— start THE INPUT —
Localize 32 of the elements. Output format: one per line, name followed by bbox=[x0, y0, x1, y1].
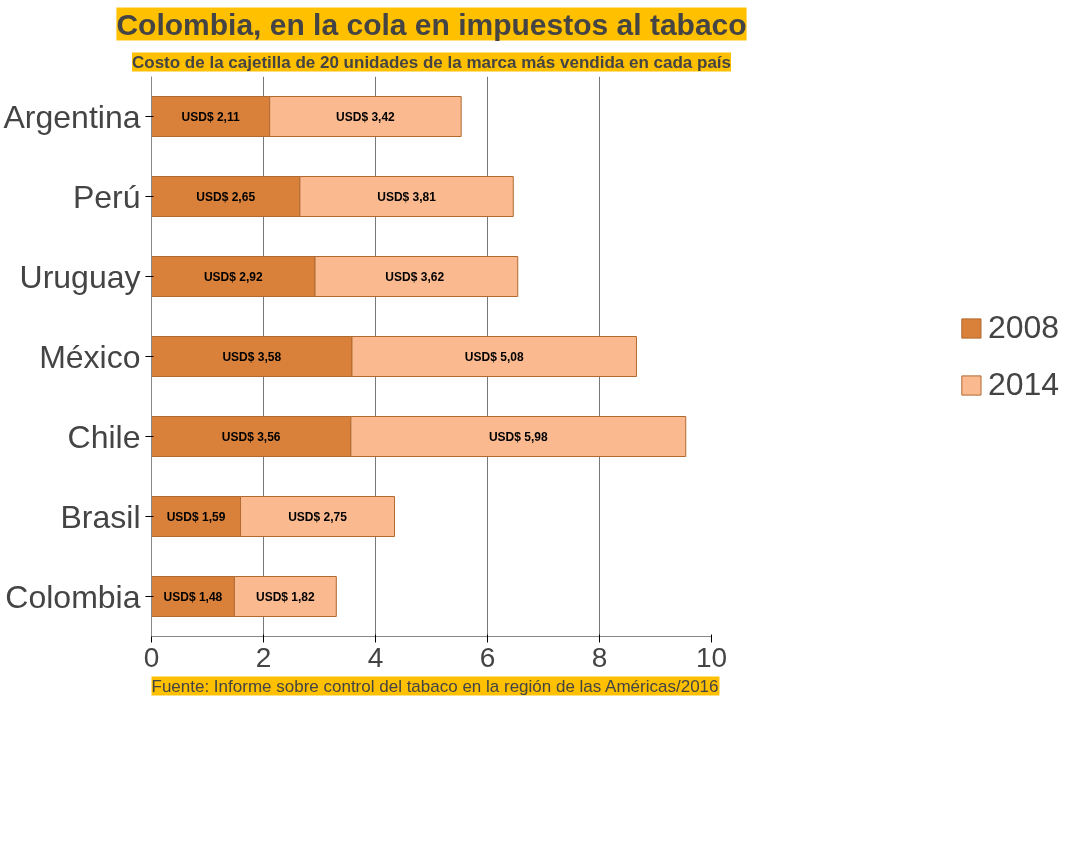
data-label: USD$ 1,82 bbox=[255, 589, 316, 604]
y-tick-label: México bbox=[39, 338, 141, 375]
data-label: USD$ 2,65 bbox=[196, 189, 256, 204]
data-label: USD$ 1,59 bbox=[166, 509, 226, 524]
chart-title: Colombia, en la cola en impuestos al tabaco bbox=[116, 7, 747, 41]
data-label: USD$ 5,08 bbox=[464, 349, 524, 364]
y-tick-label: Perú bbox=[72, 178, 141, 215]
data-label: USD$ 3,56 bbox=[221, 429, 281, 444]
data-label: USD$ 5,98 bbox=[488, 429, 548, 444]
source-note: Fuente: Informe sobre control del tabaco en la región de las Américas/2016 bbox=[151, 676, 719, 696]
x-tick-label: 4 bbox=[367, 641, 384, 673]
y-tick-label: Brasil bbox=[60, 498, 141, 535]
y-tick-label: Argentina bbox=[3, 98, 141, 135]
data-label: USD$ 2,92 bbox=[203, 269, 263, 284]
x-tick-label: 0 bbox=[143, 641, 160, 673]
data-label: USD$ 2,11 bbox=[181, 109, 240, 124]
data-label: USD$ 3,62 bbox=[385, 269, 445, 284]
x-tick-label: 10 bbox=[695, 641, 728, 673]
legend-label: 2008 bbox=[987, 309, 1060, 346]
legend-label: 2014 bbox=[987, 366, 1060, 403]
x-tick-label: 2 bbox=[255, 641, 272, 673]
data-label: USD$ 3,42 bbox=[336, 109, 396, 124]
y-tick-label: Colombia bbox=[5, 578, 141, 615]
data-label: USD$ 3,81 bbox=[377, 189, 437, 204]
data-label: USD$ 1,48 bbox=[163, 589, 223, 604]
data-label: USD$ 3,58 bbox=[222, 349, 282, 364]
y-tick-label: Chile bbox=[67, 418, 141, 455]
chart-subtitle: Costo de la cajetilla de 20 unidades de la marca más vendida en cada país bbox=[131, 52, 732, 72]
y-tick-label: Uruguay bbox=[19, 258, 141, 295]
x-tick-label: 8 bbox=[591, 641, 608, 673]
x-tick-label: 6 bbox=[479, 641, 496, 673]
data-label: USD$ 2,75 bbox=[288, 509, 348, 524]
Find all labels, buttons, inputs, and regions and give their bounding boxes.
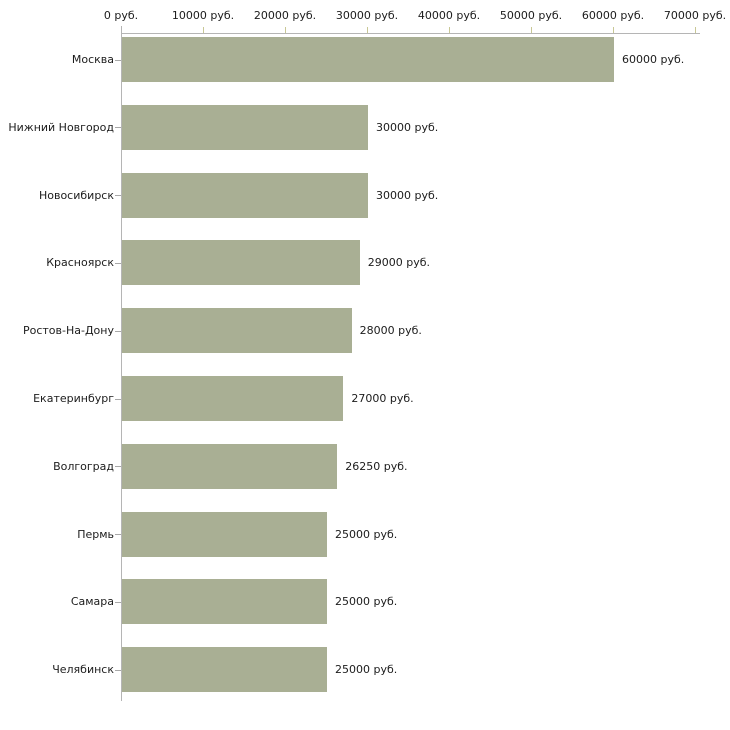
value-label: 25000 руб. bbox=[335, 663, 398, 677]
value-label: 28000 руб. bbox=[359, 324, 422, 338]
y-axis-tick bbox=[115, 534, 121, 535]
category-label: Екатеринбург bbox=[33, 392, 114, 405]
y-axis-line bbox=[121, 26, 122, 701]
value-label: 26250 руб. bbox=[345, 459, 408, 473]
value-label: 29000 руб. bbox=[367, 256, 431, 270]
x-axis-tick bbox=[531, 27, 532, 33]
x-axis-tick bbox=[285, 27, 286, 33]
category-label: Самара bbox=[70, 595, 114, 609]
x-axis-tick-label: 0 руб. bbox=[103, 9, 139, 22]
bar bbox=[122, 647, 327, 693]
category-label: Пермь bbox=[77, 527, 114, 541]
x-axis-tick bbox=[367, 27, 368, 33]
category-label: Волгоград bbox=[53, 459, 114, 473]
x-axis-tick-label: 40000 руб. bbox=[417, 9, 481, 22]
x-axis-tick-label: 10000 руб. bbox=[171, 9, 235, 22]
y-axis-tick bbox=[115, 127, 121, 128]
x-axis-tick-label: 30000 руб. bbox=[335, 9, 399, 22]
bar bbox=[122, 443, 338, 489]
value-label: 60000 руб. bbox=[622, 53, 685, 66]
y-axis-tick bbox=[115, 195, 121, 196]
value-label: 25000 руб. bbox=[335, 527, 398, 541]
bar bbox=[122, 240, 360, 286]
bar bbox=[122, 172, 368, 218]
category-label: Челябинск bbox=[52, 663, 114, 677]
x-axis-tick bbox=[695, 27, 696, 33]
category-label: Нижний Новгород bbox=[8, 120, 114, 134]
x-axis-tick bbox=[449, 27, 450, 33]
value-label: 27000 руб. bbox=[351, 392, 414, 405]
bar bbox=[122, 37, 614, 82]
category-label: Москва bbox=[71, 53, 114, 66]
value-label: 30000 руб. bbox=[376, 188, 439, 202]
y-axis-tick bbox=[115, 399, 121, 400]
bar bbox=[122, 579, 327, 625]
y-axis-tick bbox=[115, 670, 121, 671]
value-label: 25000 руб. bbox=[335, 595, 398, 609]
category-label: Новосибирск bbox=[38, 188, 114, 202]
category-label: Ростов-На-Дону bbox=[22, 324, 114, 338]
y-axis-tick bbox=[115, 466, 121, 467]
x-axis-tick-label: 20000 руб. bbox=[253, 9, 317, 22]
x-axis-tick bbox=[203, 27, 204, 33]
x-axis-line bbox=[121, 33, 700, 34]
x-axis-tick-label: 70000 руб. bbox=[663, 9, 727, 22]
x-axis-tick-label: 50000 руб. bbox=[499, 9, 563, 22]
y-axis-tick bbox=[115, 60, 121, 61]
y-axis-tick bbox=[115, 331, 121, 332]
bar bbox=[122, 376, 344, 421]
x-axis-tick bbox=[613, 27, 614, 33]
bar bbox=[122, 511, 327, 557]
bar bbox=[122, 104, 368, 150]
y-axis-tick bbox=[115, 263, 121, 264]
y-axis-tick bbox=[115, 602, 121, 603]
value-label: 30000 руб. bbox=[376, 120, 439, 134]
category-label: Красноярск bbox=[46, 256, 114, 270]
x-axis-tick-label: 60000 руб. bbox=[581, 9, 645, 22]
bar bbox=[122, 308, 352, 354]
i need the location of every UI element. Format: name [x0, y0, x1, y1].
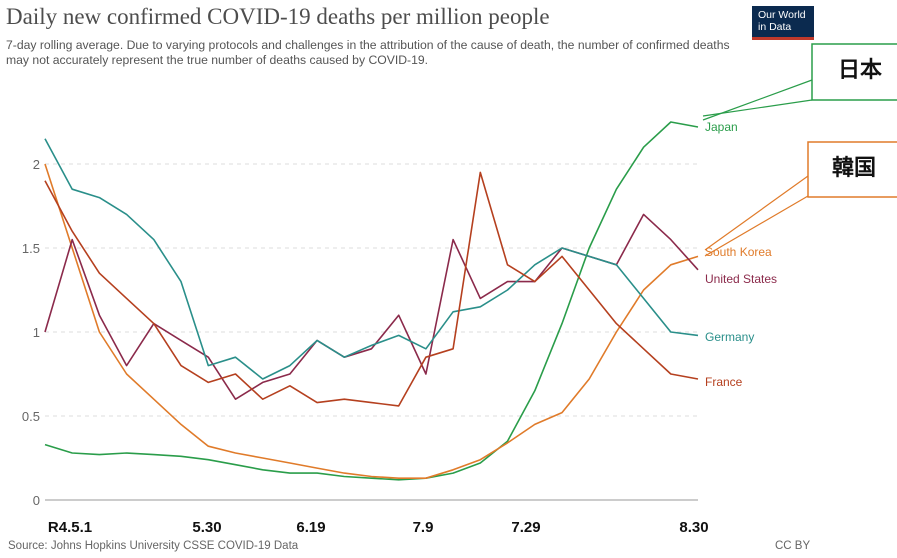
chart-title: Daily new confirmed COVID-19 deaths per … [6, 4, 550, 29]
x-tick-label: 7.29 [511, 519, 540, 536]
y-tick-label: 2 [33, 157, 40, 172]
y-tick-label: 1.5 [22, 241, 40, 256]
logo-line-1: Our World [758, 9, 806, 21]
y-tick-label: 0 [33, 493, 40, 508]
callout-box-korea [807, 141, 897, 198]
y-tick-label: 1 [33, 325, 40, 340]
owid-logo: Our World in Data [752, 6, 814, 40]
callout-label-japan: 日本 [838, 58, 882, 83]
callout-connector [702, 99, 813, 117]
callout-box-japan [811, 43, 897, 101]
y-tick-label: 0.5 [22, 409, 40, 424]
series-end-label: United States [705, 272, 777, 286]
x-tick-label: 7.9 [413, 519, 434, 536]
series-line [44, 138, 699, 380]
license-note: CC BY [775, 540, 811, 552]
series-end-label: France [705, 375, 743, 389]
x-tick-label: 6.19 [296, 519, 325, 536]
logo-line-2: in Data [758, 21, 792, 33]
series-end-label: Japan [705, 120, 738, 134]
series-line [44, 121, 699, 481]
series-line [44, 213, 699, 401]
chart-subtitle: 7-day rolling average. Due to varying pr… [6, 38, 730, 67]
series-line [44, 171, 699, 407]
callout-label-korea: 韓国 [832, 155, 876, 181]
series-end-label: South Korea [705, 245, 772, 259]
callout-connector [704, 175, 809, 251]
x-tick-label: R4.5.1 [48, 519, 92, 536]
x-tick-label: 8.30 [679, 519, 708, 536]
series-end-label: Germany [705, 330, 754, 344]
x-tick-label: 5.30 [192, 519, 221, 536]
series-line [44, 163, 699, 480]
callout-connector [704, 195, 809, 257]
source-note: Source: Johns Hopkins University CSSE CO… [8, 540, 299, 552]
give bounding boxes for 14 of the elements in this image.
— end THE INPUT —
DIRECTIONS
Replace "data-label" with "bar-label" wherever it occurs in the records above, and reproduce every record with everything else unchanged. Leave out the pictures.

TASK SOLUTION
Localize 32 of the elements. Output format: one per line, name followed by bbox=[x0, y0, x1, y1].
bar-label: USD$ 1,82 bbox=[255, 589, 316, 604]
y-tick-label: México bbox=[39, 338, 141, 375]
bar-label: USD$ 2,65 bbox=[196, 189, 256, 204]
bar-label: USD$ 1,59 bbox=[166, 509, 226, 524]
chart-title: Colombia, en la cola en impuestos al tabaco bbox=[116, 7, 747, 41]
bar-label: USD$ 5,08 bbox=[464, 349, 524, 364]
y-tick-label: Perú bbox=[72, 178, 141, 215]
bar-label: USD$ 3,56 bbox=[221, 429, 281, 444]
bar-label: USD$ 5,98 bbox=[488, 429, 548, 444]
source-note: Fuente: Informe sobre control del tabaco en la región de las Américas/2016 bbox=[151, 676, 719, 696]
x-tick-label: 4 bbox=[367, 641, 384, 673]
y-tick-label: Brasil bbox=[60, 498, 141, 535]
y-tick-label: Argentina bbox=[3, 98, 141, 135]
bar-label: USD$ 2,92 bbox=[203, 269, 263, 284]
x-tick-label: 0 bbox=[143, 641, 160, 673]
bar-label: USD$ 2,11 bbox=[181, 109, 240, 124]
bar-label: USD$ 3,62 bbox=[385, 269, 445, 284]
x-tick-label: 10 bbox=[695, 641, 728, 673]
legend-label: 2008 bbox=[987, 309, 1060, 346]
legend-label: 2014 bbox=[987, 366, 1060, 403]
x-tick-label: 2 bbox=[255, 641, 272, 673]
bar-label: USD$ 3,42 bbox=[336, 109, 396, 124]
y-tick-label: Colombia bbox=[5, 578, 141, 615]
bar-label: USD$ 3,81 bbox=[377, 189, 437, 204]
bar-label: USD$ 1,48 bbox=[163, 589, 223, 604]
bar-label: USD$ 3,58 bbox=[222, 349, 282, 364]
y-tick-label: Chile bbox=[67, 418, 141, 455]
chart-subtitle: Costo de la cajetilla de 20 unidades de la marca más vendida en cada país bbox=[131, 52, 732, 72]
y-tick-label: Uruguay bbox=[19, 258, 141, 295]
x-tick-label: 8 bbox=[591, 641, 608, 673]
x-tick-label: 6 bbox=[479, 641, 496, 673]
bar-label: USD$ 2,75 bbox=[288, 509, 348, 524]
Find all labels, buttons, inputs, and regions and give their bounding boxes.
value-label: 25000 руб. bbox=[335, 663, 398, 677]
value-label: 28000 руб. bbox=[359, 324, 422, 338]
y-axis-tick bbox=[115, 534, 121, 535]
category-label: Екатеринбург bbox=[33, 392, 114, 405]
y-axis-line bbox=[121, 26, 122, 701]
value-label: 26250 руб. bbox=[345, 459, 408, 473]
value-label: 29000 руб. bbox=[367, 256, 431, 270]
x-axis-tick bbox=[531, 27, 532, 33]
x-axis-tick bbox=[285, 27, 286, 33]
category-label: Самара bbox=[70, 595, 114, 609]
x-axis-tick-label: 0 руб. bbox=[103, 9, 139, 22]
bar bbox=[122, 647, 327, 693]
category-label: Пермь bbox=[77, 527, 114, 541]
x-axis-tick bbox=[367, 27, 368, 33]
category-label: Волгоград bbox=[53, 459, 114, 473]
x-axis-tick-label: 40000 руб. bbox=[417, 9, 481, 22]
x-axis-tick-label: 10000 руб. bbox=[171, 9, 235, 22]
y-axis-tick bbox=[115, 127, 121, 128]
x-axis-tick-label: 30000 руб. bbox=[335, 9, 399, 22]
bar bbox=[122, 443, 338, 489]
value-label: 60000 руб. bbox=[622, 53, 685, 66]
y-axis-tick bbox=[115, 195, 121, 196]
value-label: 25000 руб. bbox=[335, 527, 398, 541]
bar bbox=[122, 240, 360, 286]
bar bbox=[122, 172, 368, 218]
category-label: Челябинск bbox=[52, 663, 114, 677]
x-axis-tick bbox=[695, 27, 696, 33]
category-label: Нижний Новгород bbox=[8, 120, 114, 134]
x-axis-tick bbox=[449, 27, 450, 33]
value-label: 27000 руб. bbox=[351, 392, 414, 405]
bar bbox=[122, 37, 614, 82]
category-label: Москва bbox=[71, 53, 114, 66]
value-label: 30000 руб. bbox=[376, 188, 439, 202]
y-axis-tick bbox=[115, 399, 121, 400]
bar bbox=[122, 579, 327, 625]
y-axis-tick bbox=[115, 670, 121, 671]
value-label: 25000 руб. bbox=[335, 595, 398, 609]
category-label: Новосибирск bbox=[38, 188, 114, 202]
category-label: Ростов-На-Дону bbox=[22, 324, 114, 338]
y-axis-tick bbox=[115, 466, 121, 467]
x-axis-tick-label: 20000 руб. bbox=[253, 9, 317, 22]
x-axis-tick bbox=[203, 27, 204, 33]
x-axis-line bbox=[121, 33, 700, 34]
x-axis-tick-label: 70000 руб. bbox=[663, 9, 727, 22]
x-axis-tick-label: 50000 руб. bbox=[499, 9, 563, 22]
y-axis-tick bbox=[115, 60, 121, 61]
y-axis-tick bbox=[115, 331, 121, 332]
bar bbox=[122, 376, 344, 421]
x-axis-tick bbox=[613, 27, 614, 33]
bar bbox=[122, 511, 327, 557]
bar bbox=[122, 104, 368, 150]
y-axis-tick bbox=[115, 263, 121, 264]
y-axis-tick bbox=[115, 602, 121, 603]
value-label: 30000 руб. bbox=[376, 120, 439, 134]
category-label: Красноярск bbox=[46, 256, 114, 270]
x-axis-tick-label: 60000 руб. bbox=[581, 9, 645, 22]
bar bbox=[122, 308, 352, 354]
i need the location of every UI element. Format: name [x0, y0, x1, y1].
chart-title: Daily new confirmed COVID-19 deaths per … [6, 4, 550, 29]
x-tick-label: 7.29 [511, 519, 540, 536]
y-tick-label: 2 [33, 157, 40, 172]
y-tick-label: 1.5 [22, 241, 40, 256]
logo-line-1: Our World [758, 9, 806, 21]
y-tick-label: 0 [33, 493, 40, 508]
callout-box-korea [807, 141, 897, 198]
y-tick-label: 1 [33, 325, 40, 340]
owid-logo: Our World in Data [752, 6, 814, 40]
callout-label-japan: 日本 [838, 58, 882, 83]
callout-connector [702, 99, 813, 117]
callout-box-japan [811, 43, 897, 101]
y-tick-label: 0.5 [22, 409, 40, 424]
series-end-label: United States [705, 272, 777, 286]
x-tick-label: 7.9 [413, 519, 434, 536]
series-line [44, 138, 699, 380]
license-note: CC BY [775, 540, 811, 552]
series-end-label: France [705, 375, 743, 389]
x-tick-label: 6.19 [296, 519, 325, 536]
logo-line-2: in Data [758, 21, 792, 33]
series-end-label: Japan [705, 120, 738, 134]
series-line [44, 121, 699, 481]
series-line [44, 213, 699, 401]
chart-subtitle: 7-day rolling average. Due to varying pr… [6, 38, 730, 67]
series-line [44, 171, 699, 407]
callout-label-korea: 韓国 [832, 155, 876, 181]
series-end-label: South Korea [705, 245, 772, 259]
callout-connector [704, 175, 809, 251]
x-tick-label: R4.5.1 [48, 519, 92, 536]
x-tick-label: 8.30 [679, 519, 708, 536]
series-end-label: Germany [705, 330, 754, 344]
x-tick-label: 5.30 [192, 519, 221, 536]
series-line [44, 163, 699, 480]
callout-connector [704, 195, 809, 257]
source-note: Source: Johns Hopkins University CSSE CO… [8, 540, 299, 552]
give bounding boxes for 14 of the elements in this image.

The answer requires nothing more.